• _To be done_
Copy every line from the one containing "46, 245, 78]" down to the one containing "circle-stats: 1.7k 帖子", replacing each occurrence of "circle-name" with "circle-title" and keeping everything else the same.
** START Source data **
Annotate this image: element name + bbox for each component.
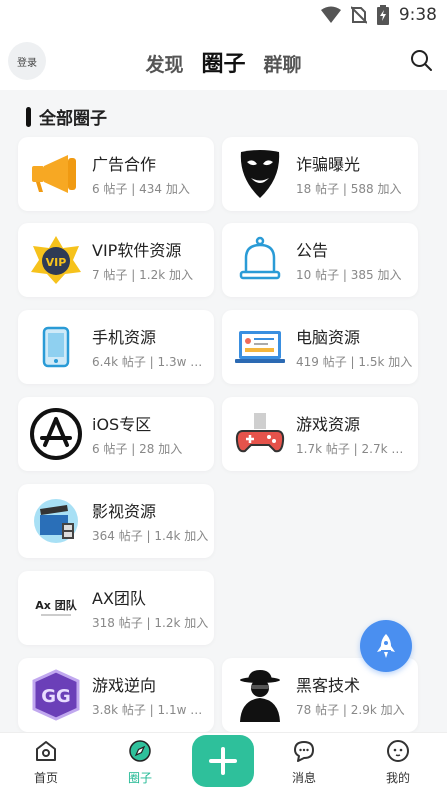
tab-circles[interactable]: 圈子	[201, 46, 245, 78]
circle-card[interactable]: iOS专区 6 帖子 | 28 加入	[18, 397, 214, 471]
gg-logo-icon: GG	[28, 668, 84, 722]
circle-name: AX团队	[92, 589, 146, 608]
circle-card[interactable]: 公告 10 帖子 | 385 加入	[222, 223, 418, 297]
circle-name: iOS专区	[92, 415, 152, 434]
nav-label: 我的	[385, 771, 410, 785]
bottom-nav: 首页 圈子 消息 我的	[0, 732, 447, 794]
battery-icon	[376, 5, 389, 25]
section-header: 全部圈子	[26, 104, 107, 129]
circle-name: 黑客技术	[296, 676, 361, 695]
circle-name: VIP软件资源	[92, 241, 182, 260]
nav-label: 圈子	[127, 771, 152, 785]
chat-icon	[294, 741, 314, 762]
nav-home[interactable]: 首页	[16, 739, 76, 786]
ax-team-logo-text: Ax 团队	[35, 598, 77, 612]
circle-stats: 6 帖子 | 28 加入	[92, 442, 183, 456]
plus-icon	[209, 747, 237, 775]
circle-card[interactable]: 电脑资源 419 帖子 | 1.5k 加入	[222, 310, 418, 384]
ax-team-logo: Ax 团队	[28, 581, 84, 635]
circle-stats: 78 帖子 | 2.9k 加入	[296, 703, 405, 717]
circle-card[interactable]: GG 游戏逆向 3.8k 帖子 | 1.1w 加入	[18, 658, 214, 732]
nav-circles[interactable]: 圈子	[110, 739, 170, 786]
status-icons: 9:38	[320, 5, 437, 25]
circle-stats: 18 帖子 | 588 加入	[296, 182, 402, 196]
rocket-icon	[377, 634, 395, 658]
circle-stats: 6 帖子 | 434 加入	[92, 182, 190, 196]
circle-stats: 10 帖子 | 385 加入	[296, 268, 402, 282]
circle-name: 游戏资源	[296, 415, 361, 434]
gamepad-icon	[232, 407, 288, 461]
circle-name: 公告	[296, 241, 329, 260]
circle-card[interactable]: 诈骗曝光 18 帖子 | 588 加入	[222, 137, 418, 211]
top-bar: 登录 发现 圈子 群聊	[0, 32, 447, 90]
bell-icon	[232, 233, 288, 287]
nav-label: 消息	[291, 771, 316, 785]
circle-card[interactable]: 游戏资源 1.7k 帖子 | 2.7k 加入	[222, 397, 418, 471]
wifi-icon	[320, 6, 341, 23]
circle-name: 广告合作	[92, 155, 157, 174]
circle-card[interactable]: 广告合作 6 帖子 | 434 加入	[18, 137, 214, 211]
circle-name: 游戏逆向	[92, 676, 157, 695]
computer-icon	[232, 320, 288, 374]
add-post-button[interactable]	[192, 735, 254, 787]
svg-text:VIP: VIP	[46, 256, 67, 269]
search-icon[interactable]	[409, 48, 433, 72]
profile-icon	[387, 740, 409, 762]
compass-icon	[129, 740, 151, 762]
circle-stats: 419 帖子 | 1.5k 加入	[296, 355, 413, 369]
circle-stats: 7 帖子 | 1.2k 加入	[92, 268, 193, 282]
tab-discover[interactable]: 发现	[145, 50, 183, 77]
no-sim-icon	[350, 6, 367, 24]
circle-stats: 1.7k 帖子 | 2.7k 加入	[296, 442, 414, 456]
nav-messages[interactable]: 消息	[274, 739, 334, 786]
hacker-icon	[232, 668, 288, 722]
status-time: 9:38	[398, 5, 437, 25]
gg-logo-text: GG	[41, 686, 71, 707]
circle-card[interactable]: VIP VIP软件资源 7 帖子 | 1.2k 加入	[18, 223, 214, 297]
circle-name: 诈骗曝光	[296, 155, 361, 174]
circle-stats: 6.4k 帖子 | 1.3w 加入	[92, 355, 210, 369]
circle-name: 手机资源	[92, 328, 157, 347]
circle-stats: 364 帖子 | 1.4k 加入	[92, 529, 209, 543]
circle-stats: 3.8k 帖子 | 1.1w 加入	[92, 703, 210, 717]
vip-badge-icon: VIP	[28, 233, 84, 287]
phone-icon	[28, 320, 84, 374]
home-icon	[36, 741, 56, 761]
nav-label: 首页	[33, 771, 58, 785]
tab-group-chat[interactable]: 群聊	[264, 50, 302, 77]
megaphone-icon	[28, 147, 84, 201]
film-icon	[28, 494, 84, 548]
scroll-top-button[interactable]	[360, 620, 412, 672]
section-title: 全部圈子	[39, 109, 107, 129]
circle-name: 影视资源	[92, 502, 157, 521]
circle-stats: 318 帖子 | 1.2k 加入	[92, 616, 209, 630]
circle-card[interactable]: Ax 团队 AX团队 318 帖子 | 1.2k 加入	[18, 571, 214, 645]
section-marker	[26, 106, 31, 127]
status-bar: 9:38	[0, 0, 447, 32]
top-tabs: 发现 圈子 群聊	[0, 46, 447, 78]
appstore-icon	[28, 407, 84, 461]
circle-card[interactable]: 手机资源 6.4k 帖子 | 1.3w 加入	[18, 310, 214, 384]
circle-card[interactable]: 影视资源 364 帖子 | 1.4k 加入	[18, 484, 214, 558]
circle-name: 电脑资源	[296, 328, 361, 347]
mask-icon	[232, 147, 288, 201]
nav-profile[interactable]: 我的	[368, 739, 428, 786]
** END Source data **
• _Correct output_
tab-circles[interactable]: 圈子	[201, 46, 245, 78]
circle-card[interactable]: iOS专区 6 帖子 | 28 加入	[18, 397, 214, 471]
gg-logo-icon: GG	[28, 668, 84, 722]
circle-title: AX团队	[92, 589, 146, 608]
circle-card[interactable]: 公告 10 帖子 | 385 加入	[222, 223, 418, 297]
circle-title: iOS专区	[92, 415, 152, 434]
nav-label: 我的	[385, 771, 410, 785]
bottom-nav: 首页 圈子 消息 我的	[0, 732, 447, 794]
battery-icon	[376, 5, 389, 25]
section-header: 全部圈子	[26, 104, 107, 129]
circle-title: 黑客技术	[296, 676, 361, 695]
circle-title: VIP软件资源	[92, 241, 182, 260]
nav-label: 圈子	[127, 771, 152, 785]
chat-icon	[294, 741, 314, 762]
nav-home[interactable]: 首页	[16, 739, 76, 786]
ax-team-logo-text: Ax 团队	[35, 598, 77, 612]
circle-stats: 6 帖子 | 28 加入	[92, 442, 183, 456]
plus-icon	[209, 747, 237, 775]
circle-card[interactable]: 电脑资源 419 帖子 | 1.5k 加入	[222, 310, 418, 384]
ax-team-logo: Ax 团队	[28, 581, 84, 635]
circle-stats: 78 帖子 | 2.9k 加入	[296, 703, 405, 717]
circle-card[interactable]: GG 游戏逆向 3.8k 帖子 | 1.1w 加入	[18, 658, 214, 732]
nav-circles[interactable]: 圈子	[110, 739, 170, 786]
status-icons: 9:38	[320, 5, 437, 25]
circle-stats: 18 帖子 | 588 加入	[296, 182, 402, 196]
rocket-icon	[377, 634, 395, 658]
circle-stats: 6 帖子 | 434 加入	[92, 182, 190, 196]
circle-stats: 10 帖子 | 385 加入	[296, 268, 402, 282]
circle-title: 游戏资源	[296, 415, 361, 434]
gamepad-icon	[232, 407, 288, 461]
circle-title: 公告	[296, 241, 329, 260]
circle-card[interactable]: 诈骗曝光 18 帖子 | 588 加入	[222, 137, 418, 211]
top-bar: 登录 发现 圈子 群聊	[0, 32, 447, 90]
bell-icon	[232, 233, 288, 287]
nav-label: 消息	[291, 771, 316, 785]
circle-card[interactable]: 游戏资源 1.7k 帖子 | 2.7k 加入	[222, 397, 418, 471]
wifi-icon	[320, 6, 341, 23]
circle-title: 广告合作	[92, 155, 157, 174]
circle-card[interactable]: 广告合作 6 帖子 | 434 加入	[18, 137, 214, 211]
circle-title: 游戏逆向	[92, 676, 157, 695]
computer-icon	[232, 320, 288, 374]
add-post-button[interactable]	[192, 735, 254, 787]
svg-text:VIP: VIP	[46, 256, 67, 269]
search-icon[interactable]	[409, 48, 433, 72]
profile-icon	[387, 740, 409, 762]
compass-icon	[129, 740, 151, 762]
circle-stats: 419 帖子 | 1.5k 加入	[296, 355, 413, 369]
circle-stats: 7 帖子 | 1.2k 加入	[92, 268, 193, 282]
tab-discover[interactable]: 发现	[145, 50, 183, 77]
no-sim-icon	[350, 6, 367, 24]
circle-stats: 1.7k 帖子 | 2.7k 加入	[296, 442, 414, 456]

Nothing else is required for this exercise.